__OBJECTIF__. Remplacez "hostilités" par "combats" dans le passage de l'article qui s'ouvre sur les mots "Comme il fallait s’y" et se termine par "de ces travaux.", puis reproduisez ce passage ainsi modifié.

===== TEXTE DU DOCUMENT =====

Algérie : Pas à pas…

» L’Algérie, puissance locale incontournable, est toute désignée pour jouer un rôle majeur et essentiel dans ce sens. Ce ne saurait être le cas, en revanche, de la Turquie et de l’Egypte, tous deux partie prenante dans ce conflit. Quant à l’Allemagne, son influence géostratégique dans cette partie de la planète est quasi nulle. Celle des USA l’est un peu plus, mais reste quand même très faible « .

Par Mohamed Abdoun 

Comme il fallait s’y attendre, et comme il fallait le craindre surtout, la conférence internationale de Berlin sur la Libye n’a pas débouché sur grand-chose. Si les hostilités se sont arrêtées, depuis l’intervention de la Russie, et suite à une possible mais discrète médiation algérienne, le conflit continue de couver, et menace de reprendre à tout moment. Khalifa Haftar, qui se trouve à l’origine du début de ces hostilités, a refusé de signer l’accord de cessez-le-feu, de même que celui qui lui avait été proposé à Berlin en marge de ces travaux.

===== LIGNES =====

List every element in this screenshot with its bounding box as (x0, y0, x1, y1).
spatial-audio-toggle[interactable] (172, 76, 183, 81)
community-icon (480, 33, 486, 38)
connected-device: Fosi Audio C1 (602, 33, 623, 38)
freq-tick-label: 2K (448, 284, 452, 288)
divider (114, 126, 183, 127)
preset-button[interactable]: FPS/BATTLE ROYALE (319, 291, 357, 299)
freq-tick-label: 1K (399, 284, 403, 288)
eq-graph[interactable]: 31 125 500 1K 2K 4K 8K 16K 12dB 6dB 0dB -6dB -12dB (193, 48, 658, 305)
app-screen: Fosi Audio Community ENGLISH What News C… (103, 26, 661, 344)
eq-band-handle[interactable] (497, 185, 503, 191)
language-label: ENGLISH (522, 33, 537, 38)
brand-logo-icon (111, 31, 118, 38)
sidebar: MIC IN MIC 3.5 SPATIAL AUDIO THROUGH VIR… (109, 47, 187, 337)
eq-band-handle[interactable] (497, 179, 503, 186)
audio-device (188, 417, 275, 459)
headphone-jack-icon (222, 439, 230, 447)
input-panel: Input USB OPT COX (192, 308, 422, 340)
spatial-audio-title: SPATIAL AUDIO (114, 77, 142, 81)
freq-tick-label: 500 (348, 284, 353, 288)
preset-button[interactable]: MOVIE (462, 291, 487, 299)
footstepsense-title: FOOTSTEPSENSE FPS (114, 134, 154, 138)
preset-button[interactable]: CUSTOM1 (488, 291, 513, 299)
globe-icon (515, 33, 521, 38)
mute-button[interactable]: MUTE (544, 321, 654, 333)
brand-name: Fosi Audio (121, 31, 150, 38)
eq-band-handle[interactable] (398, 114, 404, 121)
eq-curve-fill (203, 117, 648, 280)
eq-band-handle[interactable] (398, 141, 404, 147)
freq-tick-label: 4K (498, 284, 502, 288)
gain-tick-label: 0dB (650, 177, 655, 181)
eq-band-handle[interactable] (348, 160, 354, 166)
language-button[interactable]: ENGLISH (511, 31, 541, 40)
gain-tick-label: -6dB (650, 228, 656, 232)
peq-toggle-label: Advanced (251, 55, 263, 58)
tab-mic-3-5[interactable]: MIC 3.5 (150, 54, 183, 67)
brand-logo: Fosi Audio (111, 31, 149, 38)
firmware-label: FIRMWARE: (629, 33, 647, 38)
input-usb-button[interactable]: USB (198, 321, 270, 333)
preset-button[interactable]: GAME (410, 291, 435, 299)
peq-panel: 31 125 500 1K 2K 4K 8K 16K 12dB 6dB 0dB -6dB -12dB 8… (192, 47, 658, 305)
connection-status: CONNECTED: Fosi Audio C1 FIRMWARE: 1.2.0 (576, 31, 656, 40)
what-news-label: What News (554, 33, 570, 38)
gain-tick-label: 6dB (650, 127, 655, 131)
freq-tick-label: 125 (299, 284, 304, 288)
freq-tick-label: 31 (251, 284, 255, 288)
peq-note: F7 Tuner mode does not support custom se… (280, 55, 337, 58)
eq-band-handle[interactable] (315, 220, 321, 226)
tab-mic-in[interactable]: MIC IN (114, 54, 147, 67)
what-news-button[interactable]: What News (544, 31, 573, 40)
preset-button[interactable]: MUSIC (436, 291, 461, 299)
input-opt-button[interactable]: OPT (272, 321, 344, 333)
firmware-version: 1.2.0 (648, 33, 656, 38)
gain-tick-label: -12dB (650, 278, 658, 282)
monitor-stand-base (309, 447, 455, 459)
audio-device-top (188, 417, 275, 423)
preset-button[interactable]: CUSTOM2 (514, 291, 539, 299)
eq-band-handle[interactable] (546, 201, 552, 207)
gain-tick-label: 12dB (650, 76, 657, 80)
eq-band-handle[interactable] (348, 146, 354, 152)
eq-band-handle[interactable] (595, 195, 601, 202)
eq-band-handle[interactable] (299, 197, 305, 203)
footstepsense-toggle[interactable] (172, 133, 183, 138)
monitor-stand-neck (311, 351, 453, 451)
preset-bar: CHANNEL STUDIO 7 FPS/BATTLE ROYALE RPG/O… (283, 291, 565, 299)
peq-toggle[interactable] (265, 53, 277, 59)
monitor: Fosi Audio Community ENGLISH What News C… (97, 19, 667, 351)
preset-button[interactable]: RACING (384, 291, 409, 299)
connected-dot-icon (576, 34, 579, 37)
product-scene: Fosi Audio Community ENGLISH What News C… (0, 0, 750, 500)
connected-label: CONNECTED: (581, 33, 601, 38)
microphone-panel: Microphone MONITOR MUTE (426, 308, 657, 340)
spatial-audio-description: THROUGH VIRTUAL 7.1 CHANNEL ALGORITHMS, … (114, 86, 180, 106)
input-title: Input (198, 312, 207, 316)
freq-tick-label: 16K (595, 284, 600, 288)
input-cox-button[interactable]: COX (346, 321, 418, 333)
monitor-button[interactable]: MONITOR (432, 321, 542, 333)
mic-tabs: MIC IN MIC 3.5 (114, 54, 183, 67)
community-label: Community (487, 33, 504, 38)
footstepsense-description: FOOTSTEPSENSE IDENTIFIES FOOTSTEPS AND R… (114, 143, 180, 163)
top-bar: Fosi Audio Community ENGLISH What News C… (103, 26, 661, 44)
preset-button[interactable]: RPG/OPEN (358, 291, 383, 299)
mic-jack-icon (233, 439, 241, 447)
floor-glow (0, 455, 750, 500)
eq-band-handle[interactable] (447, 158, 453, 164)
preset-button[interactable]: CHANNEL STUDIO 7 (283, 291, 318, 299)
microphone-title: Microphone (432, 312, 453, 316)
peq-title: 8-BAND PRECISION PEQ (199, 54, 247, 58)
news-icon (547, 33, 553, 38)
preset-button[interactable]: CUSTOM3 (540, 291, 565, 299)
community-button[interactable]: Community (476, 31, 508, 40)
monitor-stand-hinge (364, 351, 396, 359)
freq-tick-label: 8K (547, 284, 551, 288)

=====

__RÉPONSE ATTENDUE__.
Comme il fallait s’y attendre, et comme il fallait le craindre surtout, la conférence internationale de Berlin sur la Libye n’a pas débouché sur grand-chose. Si les combats se sont arrêtées, depuis l’intervention de la Russie, et suite à une possible mais discrète médiation algérienne, le conflit continue de couver, et menace de reprendre à tout moment. Khalifa Haftar, qui se trouve à l’origine du début de ces combats, a refusé de signer l’accord de cessez-le-feu, de même que celui qui lui avait été proposé à Berlin en marge de ces travaux.